_Exercise description_. Copy out all lines in the data below containing the string "from".

[Recorded data]
-- Start --
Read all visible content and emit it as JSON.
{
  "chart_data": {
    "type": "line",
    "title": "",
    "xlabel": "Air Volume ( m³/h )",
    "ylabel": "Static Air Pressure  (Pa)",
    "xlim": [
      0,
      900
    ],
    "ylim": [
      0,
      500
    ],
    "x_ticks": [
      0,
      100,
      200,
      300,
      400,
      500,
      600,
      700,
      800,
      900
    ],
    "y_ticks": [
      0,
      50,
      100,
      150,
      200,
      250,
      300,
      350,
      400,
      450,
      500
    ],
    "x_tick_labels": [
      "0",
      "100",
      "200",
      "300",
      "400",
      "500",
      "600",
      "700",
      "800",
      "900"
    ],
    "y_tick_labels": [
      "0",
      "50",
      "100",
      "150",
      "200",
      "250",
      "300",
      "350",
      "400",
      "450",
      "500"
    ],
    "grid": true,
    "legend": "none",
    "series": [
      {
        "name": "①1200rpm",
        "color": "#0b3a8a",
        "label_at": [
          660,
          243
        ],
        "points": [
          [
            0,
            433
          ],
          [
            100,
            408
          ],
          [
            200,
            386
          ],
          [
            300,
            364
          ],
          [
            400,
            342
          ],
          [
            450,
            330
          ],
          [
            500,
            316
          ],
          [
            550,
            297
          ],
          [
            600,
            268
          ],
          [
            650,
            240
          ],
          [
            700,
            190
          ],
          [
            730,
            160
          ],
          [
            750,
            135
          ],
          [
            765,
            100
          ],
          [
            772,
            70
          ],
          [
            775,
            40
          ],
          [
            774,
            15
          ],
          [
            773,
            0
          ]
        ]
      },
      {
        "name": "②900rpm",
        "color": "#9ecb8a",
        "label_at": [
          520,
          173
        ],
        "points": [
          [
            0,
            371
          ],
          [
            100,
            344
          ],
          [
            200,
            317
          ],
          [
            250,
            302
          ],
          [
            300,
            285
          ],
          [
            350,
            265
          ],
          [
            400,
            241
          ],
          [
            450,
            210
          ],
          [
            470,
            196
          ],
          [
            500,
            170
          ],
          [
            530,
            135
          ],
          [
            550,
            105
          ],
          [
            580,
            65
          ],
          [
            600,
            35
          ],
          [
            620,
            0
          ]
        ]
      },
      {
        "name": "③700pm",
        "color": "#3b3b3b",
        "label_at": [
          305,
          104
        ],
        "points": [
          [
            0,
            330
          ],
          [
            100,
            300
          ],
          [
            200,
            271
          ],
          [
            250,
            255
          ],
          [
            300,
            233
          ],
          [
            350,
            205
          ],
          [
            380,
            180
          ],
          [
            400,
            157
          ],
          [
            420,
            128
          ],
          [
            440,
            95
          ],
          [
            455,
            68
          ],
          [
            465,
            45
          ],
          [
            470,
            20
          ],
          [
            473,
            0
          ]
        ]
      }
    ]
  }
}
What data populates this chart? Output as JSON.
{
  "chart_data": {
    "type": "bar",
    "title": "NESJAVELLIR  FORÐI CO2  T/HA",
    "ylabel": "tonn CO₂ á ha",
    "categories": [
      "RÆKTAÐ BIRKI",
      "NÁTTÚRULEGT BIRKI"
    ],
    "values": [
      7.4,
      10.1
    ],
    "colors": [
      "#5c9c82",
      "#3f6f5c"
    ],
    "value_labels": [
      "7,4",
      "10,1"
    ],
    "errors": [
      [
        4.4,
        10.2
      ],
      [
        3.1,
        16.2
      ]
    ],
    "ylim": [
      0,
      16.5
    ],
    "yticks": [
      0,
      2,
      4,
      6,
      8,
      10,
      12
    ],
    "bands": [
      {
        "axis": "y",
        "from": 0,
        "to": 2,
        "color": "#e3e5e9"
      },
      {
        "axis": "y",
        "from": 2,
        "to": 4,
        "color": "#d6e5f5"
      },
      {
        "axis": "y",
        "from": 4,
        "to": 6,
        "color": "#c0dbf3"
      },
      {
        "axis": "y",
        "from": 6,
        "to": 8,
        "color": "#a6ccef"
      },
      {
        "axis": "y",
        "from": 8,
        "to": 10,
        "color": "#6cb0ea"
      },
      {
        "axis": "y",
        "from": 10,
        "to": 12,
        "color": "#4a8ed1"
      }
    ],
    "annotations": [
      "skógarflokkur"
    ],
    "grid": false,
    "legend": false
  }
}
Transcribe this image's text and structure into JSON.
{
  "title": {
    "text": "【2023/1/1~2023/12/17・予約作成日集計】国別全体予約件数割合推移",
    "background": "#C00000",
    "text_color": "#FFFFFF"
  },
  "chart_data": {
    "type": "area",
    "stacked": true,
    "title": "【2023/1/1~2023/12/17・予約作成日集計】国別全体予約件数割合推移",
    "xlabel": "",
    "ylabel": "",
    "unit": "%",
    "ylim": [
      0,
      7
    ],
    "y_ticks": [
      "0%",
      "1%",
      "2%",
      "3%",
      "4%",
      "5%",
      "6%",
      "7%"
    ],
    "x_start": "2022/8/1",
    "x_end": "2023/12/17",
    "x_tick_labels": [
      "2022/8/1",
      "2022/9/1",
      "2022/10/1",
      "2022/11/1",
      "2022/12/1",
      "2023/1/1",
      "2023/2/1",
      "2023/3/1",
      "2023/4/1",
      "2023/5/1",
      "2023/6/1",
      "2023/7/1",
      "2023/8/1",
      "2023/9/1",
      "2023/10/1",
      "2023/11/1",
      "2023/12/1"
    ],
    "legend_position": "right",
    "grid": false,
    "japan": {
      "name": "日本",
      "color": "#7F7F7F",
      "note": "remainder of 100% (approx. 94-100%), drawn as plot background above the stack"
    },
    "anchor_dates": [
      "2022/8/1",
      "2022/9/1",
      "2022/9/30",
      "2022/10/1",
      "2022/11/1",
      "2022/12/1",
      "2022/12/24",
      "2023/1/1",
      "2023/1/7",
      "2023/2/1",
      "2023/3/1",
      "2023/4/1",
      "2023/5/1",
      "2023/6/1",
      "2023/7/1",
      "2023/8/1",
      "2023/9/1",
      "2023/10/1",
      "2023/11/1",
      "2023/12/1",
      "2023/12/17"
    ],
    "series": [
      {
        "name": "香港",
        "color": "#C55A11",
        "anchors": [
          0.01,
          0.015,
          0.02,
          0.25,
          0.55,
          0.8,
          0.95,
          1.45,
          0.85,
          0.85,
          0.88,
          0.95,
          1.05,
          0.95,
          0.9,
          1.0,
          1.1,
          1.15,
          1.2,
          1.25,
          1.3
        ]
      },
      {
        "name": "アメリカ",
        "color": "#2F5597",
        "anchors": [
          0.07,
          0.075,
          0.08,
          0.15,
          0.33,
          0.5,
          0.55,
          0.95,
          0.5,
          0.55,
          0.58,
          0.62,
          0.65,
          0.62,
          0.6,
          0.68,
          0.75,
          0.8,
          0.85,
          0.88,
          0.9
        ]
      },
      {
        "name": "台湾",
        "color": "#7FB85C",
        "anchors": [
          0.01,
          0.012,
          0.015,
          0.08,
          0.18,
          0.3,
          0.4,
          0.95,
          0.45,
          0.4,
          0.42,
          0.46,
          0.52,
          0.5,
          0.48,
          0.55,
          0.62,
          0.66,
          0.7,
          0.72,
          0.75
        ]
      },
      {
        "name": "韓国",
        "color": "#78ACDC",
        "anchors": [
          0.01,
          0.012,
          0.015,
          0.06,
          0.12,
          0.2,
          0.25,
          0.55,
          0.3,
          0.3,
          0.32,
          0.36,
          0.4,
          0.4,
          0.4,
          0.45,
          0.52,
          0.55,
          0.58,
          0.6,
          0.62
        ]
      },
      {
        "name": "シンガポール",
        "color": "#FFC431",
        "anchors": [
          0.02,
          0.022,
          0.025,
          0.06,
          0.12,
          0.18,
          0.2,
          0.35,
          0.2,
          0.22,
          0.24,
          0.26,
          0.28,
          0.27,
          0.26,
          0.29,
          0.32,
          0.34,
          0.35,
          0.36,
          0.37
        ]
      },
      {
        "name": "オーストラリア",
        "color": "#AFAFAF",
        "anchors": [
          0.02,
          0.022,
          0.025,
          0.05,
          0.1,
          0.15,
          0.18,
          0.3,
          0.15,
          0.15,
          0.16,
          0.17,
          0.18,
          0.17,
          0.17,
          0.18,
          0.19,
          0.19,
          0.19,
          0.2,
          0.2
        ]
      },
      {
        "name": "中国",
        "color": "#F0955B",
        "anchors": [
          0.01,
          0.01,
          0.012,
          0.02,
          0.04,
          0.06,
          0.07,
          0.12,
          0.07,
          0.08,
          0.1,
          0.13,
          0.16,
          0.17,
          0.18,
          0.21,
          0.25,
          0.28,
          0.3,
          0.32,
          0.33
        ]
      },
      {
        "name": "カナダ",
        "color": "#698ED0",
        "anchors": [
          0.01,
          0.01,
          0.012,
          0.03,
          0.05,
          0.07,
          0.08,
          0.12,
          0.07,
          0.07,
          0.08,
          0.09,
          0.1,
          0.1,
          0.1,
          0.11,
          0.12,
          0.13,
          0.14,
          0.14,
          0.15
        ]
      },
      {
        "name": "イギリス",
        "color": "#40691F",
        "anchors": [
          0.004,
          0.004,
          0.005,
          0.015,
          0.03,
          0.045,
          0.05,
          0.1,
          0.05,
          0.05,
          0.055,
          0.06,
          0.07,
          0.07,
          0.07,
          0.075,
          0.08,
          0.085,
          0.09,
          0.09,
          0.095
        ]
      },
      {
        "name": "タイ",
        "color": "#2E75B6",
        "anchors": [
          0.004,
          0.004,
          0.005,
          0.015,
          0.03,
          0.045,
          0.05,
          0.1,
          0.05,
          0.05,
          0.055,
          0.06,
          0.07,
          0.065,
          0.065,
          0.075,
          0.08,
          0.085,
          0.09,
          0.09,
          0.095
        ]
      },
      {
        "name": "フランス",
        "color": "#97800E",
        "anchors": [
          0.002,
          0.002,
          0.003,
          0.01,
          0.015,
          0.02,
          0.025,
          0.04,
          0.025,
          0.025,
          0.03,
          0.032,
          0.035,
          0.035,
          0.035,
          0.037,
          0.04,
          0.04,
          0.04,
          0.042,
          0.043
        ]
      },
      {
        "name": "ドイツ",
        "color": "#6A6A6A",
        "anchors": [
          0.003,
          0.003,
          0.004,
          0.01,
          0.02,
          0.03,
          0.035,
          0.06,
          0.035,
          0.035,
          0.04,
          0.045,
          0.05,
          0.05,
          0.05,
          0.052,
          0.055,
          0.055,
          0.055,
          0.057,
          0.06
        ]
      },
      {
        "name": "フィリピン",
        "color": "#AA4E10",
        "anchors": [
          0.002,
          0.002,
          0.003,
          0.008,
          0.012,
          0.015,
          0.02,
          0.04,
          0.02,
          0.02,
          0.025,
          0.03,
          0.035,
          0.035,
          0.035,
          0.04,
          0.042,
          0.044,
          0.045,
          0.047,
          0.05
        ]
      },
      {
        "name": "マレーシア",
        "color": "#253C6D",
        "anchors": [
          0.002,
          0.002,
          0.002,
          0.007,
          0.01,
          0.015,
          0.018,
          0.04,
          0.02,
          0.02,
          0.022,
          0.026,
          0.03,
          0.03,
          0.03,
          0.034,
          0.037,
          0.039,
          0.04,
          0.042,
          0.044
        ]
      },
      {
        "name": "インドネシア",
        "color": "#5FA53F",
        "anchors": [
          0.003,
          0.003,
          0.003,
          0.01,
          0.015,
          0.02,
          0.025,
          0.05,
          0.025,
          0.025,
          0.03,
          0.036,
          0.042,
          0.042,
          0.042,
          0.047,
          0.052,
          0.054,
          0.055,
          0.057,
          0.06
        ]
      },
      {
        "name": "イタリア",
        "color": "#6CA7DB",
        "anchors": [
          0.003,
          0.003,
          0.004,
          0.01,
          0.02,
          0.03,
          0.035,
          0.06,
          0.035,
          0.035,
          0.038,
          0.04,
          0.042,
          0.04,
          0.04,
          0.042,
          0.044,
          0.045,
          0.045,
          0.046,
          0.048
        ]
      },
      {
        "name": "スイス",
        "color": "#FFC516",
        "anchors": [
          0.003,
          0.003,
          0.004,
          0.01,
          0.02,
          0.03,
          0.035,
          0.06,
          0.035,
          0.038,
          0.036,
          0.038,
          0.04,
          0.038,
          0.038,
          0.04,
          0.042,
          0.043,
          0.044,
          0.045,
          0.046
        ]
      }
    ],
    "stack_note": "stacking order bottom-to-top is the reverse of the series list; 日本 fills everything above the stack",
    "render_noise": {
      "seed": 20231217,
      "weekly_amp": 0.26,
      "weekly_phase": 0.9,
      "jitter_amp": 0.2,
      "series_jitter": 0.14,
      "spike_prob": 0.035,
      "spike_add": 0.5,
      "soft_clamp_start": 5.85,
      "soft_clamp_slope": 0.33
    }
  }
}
-- End --
_Answer to the exercise_.
        "from": 0,
        "from": 2,
        "from": 4,
        "from": 6,
        "from": 8,
        "from": 10,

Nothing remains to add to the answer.